**What this task involves**: Locate each line containing the string "Center" and copy it out.

-- Extracted entries start --

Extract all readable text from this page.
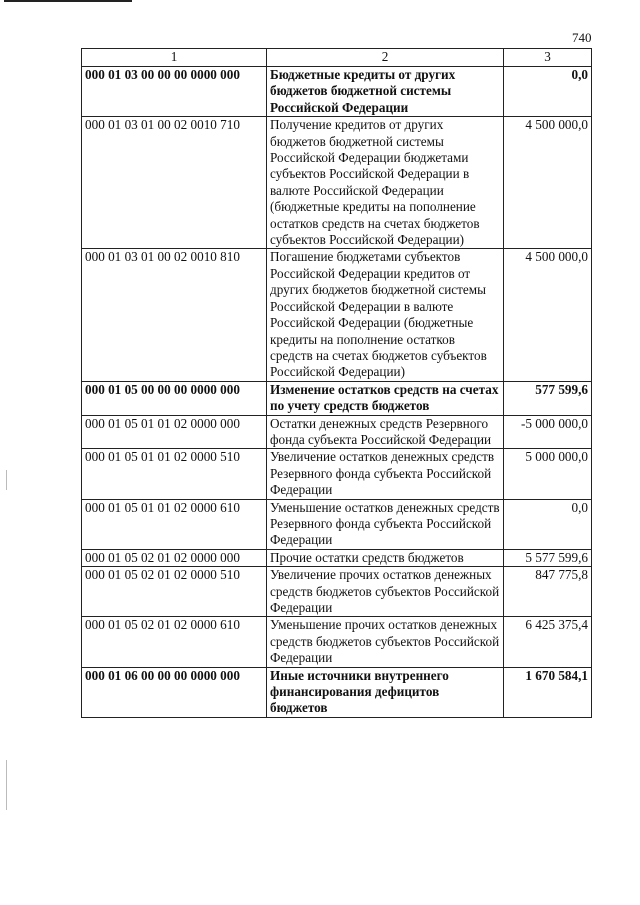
740
1	2	3
000 01 03 00 00 00 0000 000	Бюджетные кредиты от других бюджетов бюджетной системы Российской Федерации	0,0
000 01 03 01 00 02 0010 710	Получение кредитов от других бюджетов бюджетной системы Российской Федерации бюджетами субъектов Российской Федерации в валюте Российской Федерации (бюджетные кредиты на пополнение остатков средств на счетах бюджетов субъектов Российской Федерации)	4 500 000,0
000 01 03 01 00 02 0010 810	Погашение бюджетами субъектов Российской Федерации кредитов от других бюджетов бюджетной системы Российской Федерации в валюте Российской Федерации (бюджетные кредиты на пополнение остатков средств на счетах бюджетов субъектов Российской Федерации)	4 500 000,0
000 01 05 00 00 00 0000 000	Изменение остатков средств на счетах по учету средств бюджетов	577 599,6
000 01 05 01 01 02 0000 000	Остатки денежных средств Резервного фонда субъекта Российской Федерации	-5 000 000,0
000 01 05 01 01 02 0000 510	Увеличение остатков денежных средств Резервного фонда субъекта Российской Федерации	5 000 000,0
000 01 05 01 01 02 0000 610	Уменьшение остатков денежных средств Резервного фонда субъекта Российской Федерации	0,0
000 01 05 02 01 02 0000 000	Прочие остатки средств бюджетов	5 577 599,6
000 01 05 02 01 02 0000 510	Увеличение прочих остатков денежных средств бюджетов субъектов Российской Федерации	847 775,8
000 01 05 02 01 02 0000 610	Уменьшение прочих остатков денежных средств бюджетов субъектов Российской Федерации	6 425 375,4
000 01 06 00 00 00 0000 000	Иные источники внутреннего финансирования дефицитов бюджетов	1 670 584,1
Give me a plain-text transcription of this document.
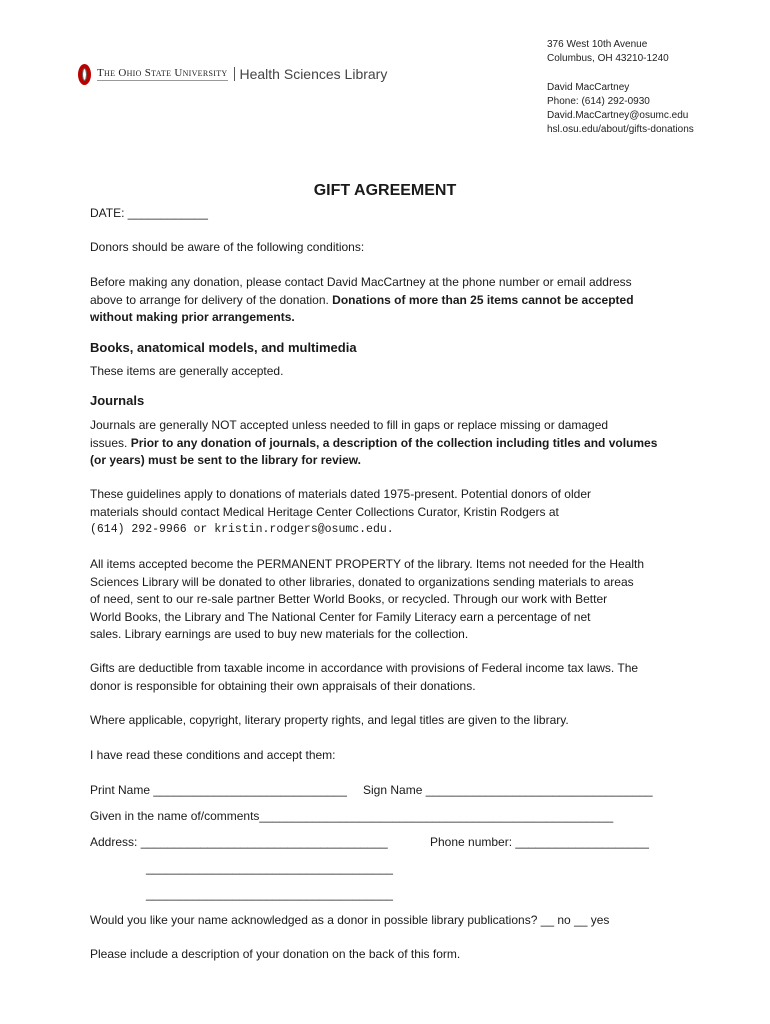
The Ohio State University Health Sciences Library
376 West 10th Avenue
Columbus, OH 43210-1240
David MacCartney
Phone: (614) 292-0930
David.MacCartney@osumc.edu
hsl.osu.edu/about/gifts-donations
GIFT AGREEMENT
DATE: ____________
Donors should be aware of the following conditions:
Before making any donation, please contact David MacCartney at the phone number or email address
above to arrange for delivery of the donation. Donations of more than 25 items cannot be accepted
without making prior arrangements.
Books, anatomical models, and multimedia
These items are generally accepted.
Journals
Journals are generally NOT accepted unless needed to fill in gaps or replace missing or damaged
issues. Prior to any donation of journals, a description of the collection including titles and volumes
(or years) must be sent to the library for review.
These guidelines apply to donations of materials dated 1975-present. Potential donors of older
materials should contact Medical Heritage Center Collections Curator, Kristin Rodgers at
(614) 292-9966 or kristin.rodgers@osumc.edu.
All items accepted become the PERMANENT PROPERTY of the library. Items not needed for the Health
Sciences Library will be donated to other libraries, donated to organizations sending materials to areas
of need, sent to our re-sale partner Better World Books, or recycled. Through our work with Better
World Books, the Library and The National Center for Family Literacy earn a percentage of net
sales. Library earnings are used to buy new materials for the collection.
Gifts are deductible from taxable income in accordance with provisions of Federal income tax laws. The
donor is responsible for obtaining their own appraisals of their donations.
Where applicable, copyright, literary property rights, and legal titles are given to the library.
I have read these conditions and accept them:
Print Name _____________________________ Sign Name __________________________________
Given in the name of/comments_____________________________________________________
Address: _____________________________________	Phone number: ____________________
_____________________________________
_____________________________________
Would you like your name acknowledged as a donor in possible library publications? __ no __ yes
Please include a description of your donation on the back of this form.
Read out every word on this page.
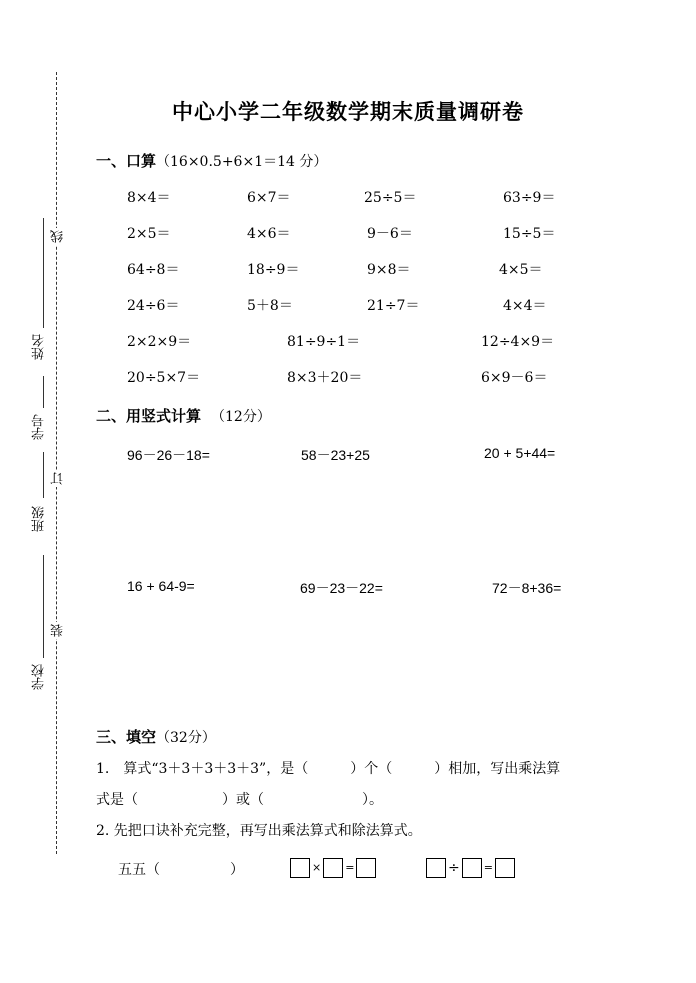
线
订
装
姓名
学号
班级
学校
中心小学二年级数学期末质量调研卷
一、口算（16×0.5+6×1＝14 分）
8×4＝	6×7＝	25÷5＝	63÷9＝
2×5＝	4×6＝	9－6＝	15÷5＝
64÷8＝	18÷9＝	9×8＝	4×5＝
24÷6＝	5＋8＝	21÷7＝	4×4＝
2×2×9＝	81÷9÷1＝	12÷4×9＝
20÷5×7＝	8×3＋20＝	6×9－6＝
二、用竖式计算 （12分）
96－26－18=	58－23+25	20 + 5+44=
16 + 64-9=	69－23－22=	72－8+36=
三、填空（32分）
1.　算式“3＋3＋3＋3＋3”，是（　　　）个（　　　）相加，写出乘法算
式是（　　　　　　）或（　　　　　　　）。
2. 先把口诀补充完整，再写出乘法算式和除法算式。
五五（　　　　　）	× =	÷ =
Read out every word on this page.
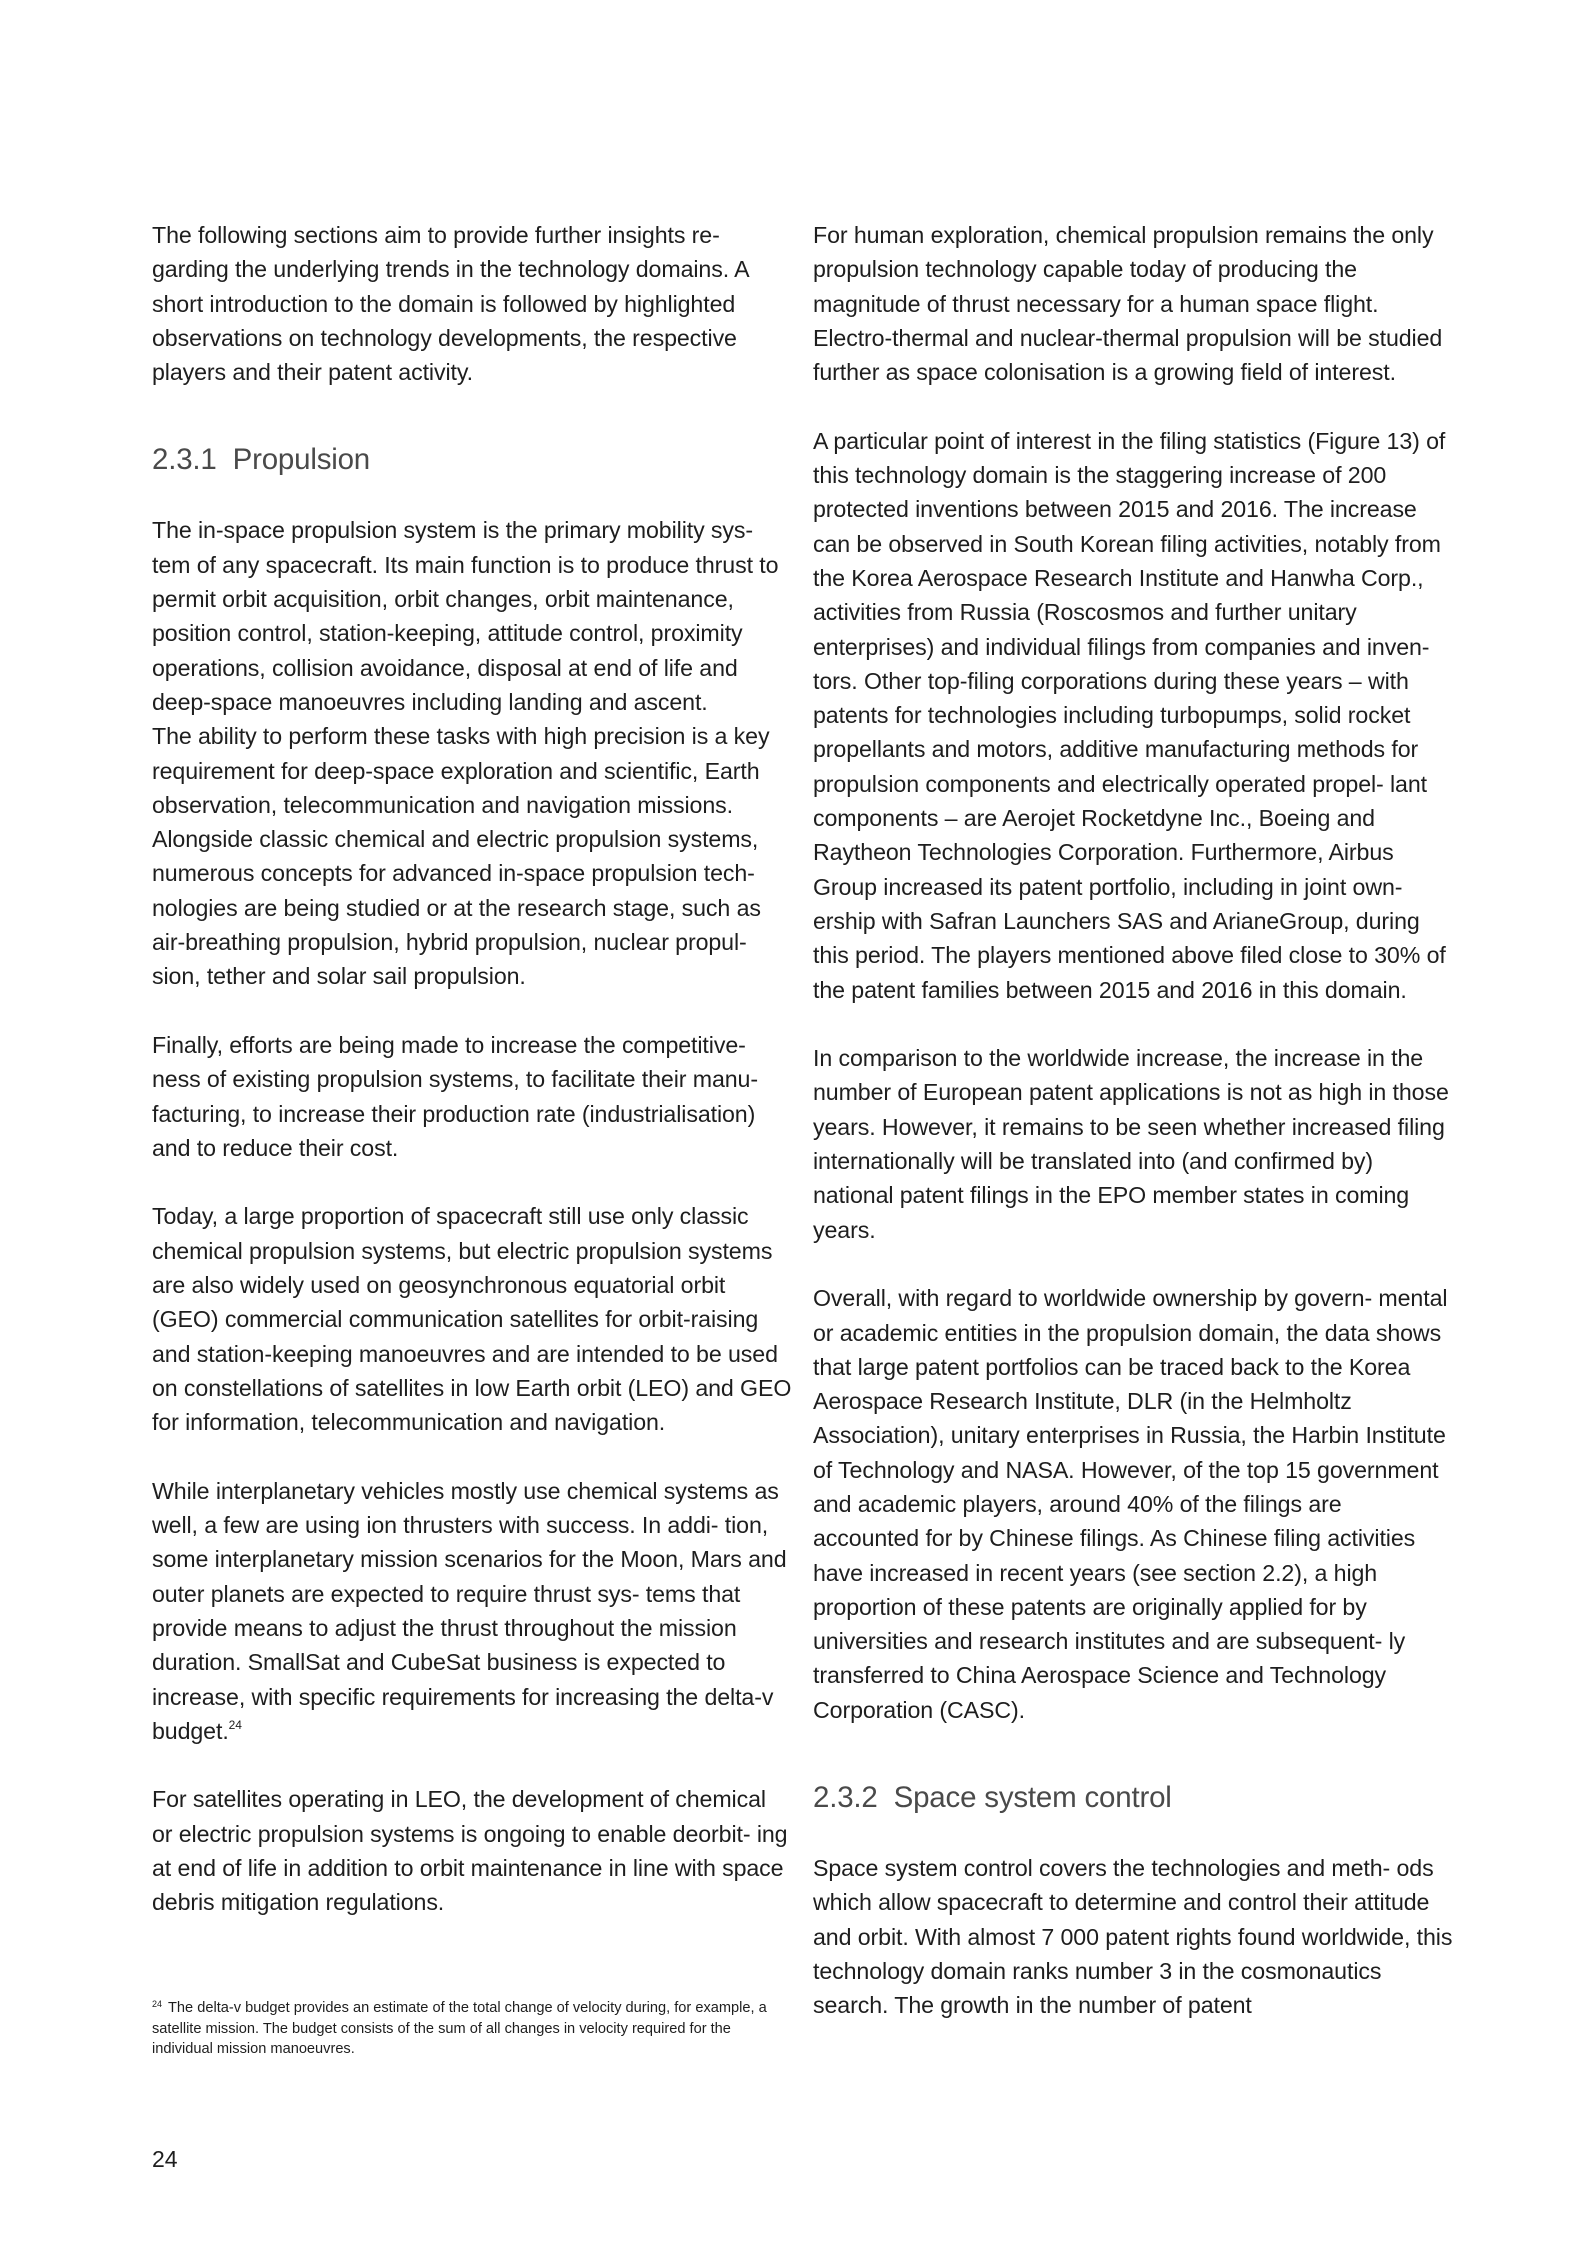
The following sections aim to provide further insights re- garding the underlying trends in the technology domains. A short introduction to the domain is followed by highlighted observations on technology developments, the respective players and their patent activity.

2.3.1 Propulsion

The in-space propulsion system is the primary mobility sys- tem of any spacecraft. Its main function is to produce thrust to permit orbit acquisition, orbit changes, orbit maintenance, position control, station-keeping, attitude control, proximity operations, collision avoidance, disposal at end of life and deep-space manoeuvres including landing and ascent.

The ability to perform these tasks with high precision is a key requirement for deep-space exploration and scientific, Earth observation, telecommunication and navigation missions. Alongside classic chemical and electric propulsion systems, numerous concepts for advanced in-space propulsion tech- nologies are being studied or at the research stage, such as air-breathing propulsion, hybrid propulsion, nuclear propul- sion, tether and solar sail propulsion.

Finally, efforts are being made to increase the competitive- ness of existing propulsion systems, to facilitate their manu- facturing, to increase their production rate (industrialisation) and to reduce their cost.

Today, a large proportion of spacecraft still use only classic chemical propulsion systems, but electric propulsion systems are also widely used on geosynchronous equatorial orbit (GEO) commercial communication satellites for orbit-raising and station-keeping manoeuvres and are intended to be used on constellations of satellites in low Earth orbit (LEO) and GEO for information, telecommunication and navigation.

While interplanetary vehicles mostly use chemical systems as well, a few are using ion thrusters with success. In addi- tion, some interplanetary mission scenarios for the Moon, Mars and outer planets are expected to require thrust sys- tems that provide means to adjust the thrust throughout the mission duration. SmallSat and CubeSat business is expected to increase, with specific requirements for increasing the delta-v budget.$^{24}$

For satellites operating in LEO, the development of chemical or electric propulsion systems is ongoing to enable deorbit- ing at end of life in addition to orbit maintenance in line with space debris mitigation regulations.

For human exploration, chemical propulsion remains the only propulsion technology capable today of producing the magnitude of thrust necessary for a human space flight. Electro-thermal and nuclear-thermal propulsion will be studied further as space colonisation is a growing field of interest.

A particular point of interest in the filing statistics (Figure 13) of this technology domain is the staggering increase of 200 protected inventions between 2015 and 2016. The increase can be observed in South Korean filing activities, notably from the Korea Aerospace Research Institute and Hanwha Corp., activities from Russia (Roscosmos and further unitary enterprises) and individual filings from companies and inven- tors. Other top-filing corporations during these years – with patents for technologies including turbopumps, solid rocket propellants and motors, additive manufacturing methods for propulsion components and electrically operated propel- lant components – are Aerojet Rocketdyne Inc., Boeing and Raytheon Technologies Corporation. Furthermore, Airbus Group increased its patent portfolio, including in joint own- ership with Safran Launchers SAS and ArianeGroup, during this period. The players mentioned above filed close to 30% of the patent families between 2015 and 2016 in this domain.

In comparison to the worldwide increase, the increase in the number of European patent applications is not as high in those years. However, it remains to be seen whether increased filing internationally will be translated into (and confirmed by) national patent filings in the EPO member states in coming years.

Overall, with regard to worldwide ownership by govern- mental or academic entities in the propulsion domain, the data shows that large patent portfolios can be traced back to the Korea Aerospace Research Institute, DLR (in the Helmholtz Association), unitary enterprises in Russia, the Harbin Institute of Technology and NASA. However, of the top 15 government and academic players, around 40% of the filings are accounted for by Chinese filings. As Chinese filing activities have increased in recent years (see section 2.2), a high proportion of these patents are originally applied for by universities and research institutes and are subsequent- ly transferred to China Aerospace Science and Technology Corporation (CASC).

2.3.2 Space system control

Space system control covers the technologies and meth- ods which allow spacecraft to determine and control their attitude and orbit. With almost 7 000 patent rights found worldwide, this technology domain ranks number 3 in the cosmonautics search. The growth in the number of patent

$^{24}$ The delta-v budget provides an estimate of the total change of velocity during, for example, a satellite mission. The budget consists of the sum of all changes in velocity required for the individual mission manoeuvres.
24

-- Extracted entries end --

**Solution**:
materials should contact Medical Heritage Center Collections Curator, Kristin Rodgers at
World Books, the Library and The National Center for Family Literacy earn a percentage of net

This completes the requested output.